Your task: Copy out all the lines in the records that include the word "this".

[START OF Provided data]

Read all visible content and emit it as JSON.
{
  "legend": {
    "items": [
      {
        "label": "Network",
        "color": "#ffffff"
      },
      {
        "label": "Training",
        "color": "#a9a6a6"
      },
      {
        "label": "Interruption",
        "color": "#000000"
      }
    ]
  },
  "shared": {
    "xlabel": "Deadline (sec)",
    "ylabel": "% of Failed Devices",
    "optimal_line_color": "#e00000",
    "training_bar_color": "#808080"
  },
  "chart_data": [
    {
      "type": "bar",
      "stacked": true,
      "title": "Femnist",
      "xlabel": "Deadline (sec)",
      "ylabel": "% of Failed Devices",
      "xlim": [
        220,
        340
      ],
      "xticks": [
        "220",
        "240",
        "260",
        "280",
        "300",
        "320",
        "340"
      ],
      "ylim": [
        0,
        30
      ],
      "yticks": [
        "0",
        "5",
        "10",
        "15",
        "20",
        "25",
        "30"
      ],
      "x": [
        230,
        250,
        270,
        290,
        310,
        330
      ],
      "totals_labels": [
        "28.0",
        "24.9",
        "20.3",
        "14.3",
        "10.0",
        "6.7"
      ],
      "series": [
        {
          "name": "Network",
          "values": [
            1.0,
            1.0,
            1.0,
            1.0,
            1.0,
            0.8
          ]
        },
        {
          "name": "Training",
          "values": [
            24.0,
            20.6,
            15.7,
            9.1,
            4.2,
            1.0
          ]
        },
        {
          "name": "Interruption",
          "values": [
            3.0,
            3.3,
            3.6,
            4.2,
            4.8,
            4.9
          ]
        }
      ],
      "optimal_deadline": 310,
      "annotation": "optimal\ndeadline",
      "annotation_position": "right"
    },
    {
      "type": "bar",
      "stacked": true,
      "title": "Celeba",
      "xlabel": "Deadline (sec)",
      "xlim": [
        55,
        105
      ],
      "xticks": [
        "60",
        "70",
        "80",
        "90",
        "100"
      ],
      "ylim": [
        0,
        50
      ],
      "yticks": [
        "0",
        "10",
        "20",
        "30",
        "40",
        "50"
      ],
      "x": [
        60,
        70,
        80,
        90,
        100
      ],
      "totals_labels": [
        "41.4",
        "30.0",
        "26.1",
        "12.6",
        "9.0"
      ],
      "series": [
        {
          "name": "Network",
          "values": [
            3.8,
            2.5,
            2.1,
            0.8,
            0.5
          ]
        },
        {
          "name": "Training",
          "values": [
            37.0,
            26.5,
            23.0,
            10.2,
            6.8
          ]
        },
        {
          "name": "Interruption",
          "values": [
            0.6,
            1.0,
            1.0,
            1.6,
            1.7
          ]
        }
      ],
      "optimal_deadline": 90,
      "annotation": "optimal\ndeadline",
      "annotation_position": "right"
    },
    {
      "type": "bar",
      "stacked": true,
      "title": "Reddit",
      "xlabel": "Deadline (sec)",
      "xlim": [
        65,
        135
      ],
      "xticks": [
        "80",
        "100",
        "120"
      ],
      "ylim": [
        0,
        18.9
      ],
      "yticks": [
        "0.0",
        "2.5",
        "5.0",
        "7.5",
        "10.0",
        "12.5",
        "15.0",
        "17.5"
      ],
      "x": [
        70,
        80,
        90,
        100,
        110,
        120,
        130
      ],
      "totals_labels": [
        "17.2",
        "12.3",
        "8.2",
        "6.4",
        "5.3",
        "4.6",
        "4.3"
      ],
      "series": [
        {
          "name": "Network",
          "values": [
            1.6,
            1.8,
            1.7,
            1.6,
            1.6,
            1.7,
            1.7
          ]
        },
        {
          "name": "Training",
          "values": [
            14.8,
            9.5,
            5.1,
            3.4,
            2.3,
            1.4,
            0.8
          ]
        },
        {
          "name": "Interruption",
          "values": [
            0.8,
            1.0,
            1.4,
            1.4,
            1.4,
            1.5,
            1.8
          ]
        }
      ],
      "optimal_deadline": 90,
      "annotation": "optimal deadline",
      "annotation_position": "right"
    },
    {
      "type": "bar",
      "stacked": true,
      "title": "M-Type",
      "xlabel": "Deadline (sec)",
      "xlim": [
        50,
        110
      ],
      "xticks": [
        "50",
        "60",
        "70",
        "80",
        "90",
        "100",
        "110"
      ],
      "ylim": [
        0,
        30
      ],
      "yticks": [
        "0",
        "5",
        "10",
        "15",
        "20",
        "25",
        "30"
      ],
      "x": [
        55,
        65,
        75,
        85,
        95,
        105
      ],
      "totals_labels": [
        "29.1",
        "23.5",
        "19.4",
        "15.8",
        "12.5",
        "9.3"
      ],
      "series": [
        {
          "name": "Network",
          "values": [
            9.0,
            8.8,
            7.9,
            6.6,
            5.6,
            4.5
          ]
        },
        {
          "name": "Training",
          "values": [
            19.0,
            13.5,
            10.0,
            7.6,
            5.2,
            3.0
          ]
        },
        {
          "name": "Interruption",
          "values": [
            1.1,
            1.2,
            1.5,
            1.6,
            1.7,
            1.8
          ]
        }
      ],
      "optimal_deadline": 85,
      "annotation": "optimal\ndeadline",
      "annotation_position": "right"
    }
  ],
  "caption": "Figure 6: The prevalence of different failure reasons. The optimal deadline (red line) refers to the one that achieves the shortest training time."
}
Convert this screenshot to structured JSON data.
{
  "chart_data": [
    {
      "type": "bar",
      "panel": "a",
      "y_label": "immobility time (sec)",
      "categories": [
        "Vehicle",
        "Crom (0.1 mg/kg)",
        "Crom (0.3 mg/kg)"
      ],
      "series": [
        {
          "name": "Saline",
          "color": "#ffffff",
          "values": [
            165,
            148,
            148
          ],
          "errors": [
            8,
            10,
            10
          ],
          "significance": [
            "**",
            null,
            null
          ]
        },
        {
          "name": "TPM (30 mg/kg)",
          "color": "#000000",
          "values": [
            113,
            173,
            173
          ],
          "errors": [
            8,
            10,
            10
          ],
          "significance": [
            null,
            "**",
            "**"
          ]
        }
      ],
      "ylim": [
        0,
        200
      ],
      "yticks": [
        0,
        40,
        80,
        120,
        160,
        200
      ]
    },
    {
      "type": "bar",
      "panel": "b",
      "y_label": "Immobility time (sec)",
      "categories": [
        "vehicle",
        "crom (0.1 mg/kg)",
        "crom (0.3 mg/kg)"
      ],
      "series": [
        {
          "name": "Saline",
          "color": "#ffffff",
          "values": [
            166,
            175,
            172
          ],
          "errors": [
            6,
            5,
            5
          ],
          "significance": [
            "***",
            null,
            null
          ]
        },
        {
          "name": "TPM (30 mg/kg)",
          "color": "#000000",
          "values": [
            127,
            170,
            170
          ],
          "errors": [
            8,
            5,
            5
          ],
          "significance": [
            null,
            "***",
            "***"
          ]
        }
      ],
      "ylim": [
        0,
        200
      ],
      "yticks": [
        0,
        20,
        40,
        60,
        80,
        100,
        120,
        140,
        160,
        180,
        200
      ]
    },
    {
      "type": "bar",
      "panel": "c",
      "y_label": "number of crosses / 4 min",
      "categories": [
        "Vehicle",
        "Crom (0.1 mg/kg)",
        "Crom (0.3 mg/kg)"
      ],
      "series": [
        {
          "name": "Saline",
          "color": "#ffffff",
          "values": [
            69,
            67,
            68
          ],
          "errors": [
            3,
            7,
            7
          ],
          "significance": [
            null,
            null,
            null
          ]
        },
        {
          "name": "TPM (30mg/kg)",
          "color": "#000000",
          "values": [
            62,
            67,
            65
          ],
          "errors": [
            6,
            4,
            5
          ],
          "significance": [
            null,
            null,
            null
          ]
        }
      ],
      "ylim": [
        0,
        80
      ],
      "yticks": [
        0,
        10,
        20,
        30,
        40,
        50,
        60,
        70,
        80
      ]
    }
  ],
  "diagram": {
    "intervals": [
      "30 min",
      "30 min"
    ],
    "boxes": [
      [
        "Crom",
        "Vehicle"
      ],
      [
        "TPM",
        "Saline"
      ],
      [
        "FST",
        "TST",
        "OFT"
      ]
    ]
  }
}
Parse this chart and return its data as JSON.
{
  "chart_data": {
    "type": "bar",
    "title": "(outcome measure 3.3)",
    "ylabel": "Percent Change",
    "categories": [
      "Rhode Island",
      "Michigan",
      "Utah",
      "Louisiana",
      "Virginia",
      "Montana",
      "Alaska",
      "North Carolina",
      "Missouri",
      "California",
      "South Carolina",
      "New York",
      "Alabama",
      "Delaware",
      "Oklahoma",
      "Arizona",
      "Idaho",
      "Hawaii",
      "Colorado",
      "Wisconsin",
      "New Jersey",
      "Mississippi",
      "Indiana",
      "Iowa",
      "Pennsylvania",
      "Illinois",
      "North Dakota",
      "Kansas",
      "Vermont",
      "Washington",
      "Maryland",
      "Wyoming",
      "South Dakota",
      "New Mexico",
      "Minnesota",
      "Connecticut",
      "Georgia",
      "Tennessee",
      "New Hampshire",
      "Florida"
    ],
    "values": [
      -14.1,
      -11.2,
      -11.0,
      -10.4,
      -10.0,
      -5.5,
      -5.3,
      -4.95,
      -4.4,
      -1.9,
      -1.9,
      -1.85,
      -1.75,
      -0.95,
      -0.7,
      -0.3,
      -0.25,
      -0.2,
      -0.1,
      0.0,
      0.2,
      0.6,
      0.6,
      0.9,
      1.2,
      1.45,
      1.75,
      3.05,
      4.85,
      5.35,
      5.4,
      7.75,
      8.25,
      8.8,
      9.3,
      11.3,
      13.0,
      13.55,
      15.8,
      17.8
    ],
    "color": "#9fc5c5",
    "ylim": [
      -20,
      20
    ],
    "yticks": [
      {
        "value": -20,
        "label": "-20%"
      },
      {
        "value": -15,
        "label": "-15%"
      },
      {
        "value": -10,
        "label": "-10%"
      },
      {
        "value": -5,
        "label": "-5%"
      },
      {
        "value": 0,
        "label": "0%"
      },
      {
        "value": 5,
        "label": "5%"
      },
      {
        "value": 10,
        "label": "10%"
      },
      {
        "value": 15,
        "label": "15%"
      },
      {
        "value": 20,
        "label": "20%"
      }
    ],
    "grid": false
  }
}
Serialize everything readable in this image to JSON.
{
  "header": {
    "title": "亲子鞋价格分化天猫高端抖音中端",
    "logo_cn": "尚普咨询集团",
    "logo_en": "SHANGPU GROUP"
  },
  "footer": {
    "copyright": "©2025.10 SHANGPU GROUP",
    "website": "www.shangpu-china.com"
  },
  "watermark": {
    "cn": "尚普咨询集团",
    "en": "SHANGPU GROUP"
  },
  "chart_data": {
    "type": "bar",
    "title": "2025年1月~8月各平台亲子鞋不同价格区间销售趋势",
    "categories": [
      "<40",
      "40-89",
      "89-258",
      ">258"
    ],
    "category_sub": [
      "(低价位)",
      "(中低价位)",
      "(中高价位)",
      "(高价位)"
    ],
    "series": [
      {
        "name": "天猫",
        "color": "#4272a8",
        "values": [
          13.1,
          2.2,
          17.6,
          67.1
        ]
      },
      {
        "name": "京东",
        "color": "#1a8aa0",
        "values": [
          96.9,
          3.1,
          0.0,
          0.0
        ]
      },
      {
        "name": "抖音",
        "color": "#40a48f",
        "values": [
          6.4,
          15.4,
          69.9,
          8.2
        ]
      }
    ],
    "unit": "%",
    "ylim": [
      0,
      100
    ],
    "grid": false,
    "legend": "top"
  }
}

[END OF Provided data]

Task output:
Convert this screenshot to structured JSON data.
Parse this chart and return its data as JSON.
Serialize everything readable in this image to JSON.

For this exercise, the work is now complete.